Search the material below for the word "entry" and copy every line in which it occurs.

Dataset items
════════════════

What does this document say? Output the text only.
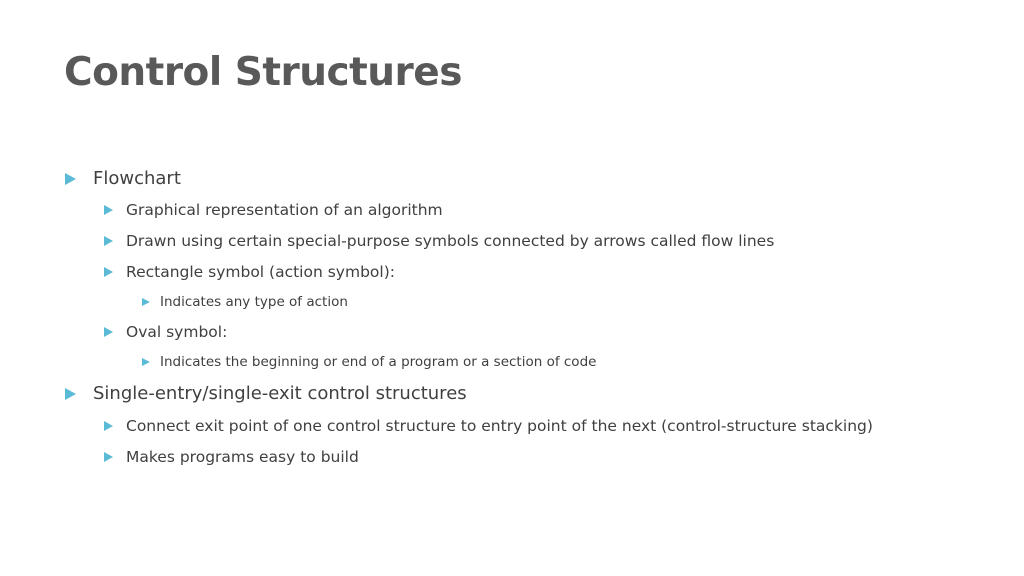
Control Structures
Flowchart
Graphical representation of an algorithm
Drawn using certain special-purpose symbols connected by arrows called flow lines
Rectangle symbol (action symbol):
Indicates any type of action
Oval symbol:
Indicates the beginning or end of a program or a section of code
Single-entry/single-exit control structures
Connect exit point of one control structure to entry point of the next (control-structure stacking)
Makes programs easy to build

════════════════

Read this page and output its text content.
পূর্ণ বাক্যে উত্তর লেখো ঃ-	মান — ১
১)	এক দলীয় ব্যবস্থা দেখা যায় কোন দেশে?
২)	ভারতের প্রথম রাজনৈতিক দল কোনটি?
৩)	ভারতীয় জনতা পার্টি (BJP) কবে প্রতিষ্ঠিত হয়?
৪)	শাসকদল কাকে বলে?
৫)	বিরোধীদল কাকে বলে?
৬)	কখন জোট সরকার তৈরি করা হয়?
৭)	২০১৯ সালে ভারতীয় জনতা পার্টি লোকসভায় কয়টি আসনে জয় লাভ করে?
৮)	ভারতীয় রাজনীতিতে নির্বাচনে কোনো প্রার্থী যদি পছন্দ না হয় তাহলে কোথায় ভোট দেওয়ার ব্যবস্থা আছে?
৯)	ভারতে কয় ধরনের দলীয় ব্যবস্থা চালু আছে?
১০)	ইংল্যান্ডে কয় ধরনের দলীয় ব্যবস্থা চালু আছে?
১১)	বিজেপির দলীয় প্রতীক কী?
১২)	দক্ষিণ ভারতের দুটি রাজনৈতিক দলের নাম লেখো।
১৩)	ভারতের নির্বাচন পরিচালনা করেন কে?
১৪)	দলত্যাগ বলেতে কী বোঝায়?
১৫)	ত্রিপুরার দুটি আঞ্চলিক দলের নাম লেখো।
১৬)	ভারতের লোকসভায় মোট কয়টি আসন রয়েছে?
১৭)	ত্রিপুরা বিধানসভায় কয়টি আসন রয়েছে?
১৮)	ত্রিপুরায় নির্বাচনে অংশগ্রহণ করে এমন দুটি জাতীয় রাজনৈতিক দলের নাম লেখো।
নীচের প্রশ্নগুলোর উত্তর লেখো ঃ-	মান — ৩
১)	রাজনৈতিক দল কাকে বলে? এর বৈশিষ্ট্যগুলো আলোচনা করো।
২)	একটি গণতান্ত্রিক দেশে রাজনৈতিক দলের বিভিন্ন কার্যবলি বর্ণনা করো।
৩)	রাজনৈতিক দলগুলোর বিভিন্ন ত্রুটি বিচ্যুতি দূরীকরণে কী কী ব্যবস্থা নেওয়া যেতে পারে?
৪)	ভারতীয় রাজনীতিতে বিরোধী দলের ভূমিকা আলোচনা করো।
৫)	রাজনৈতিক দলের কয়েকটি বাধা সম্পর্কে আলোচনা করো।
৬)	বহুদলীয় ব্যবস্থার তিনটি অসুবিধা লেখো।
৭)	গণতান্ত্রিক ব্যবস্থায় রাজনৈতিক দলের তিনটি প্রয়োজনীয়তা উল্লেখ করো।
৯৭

════════════════

SOLUTION TO THE PROBLEM:
Single-entry/single-exit control structures
Connect exit point of one control structure to entry point of the next (control-structure stacking)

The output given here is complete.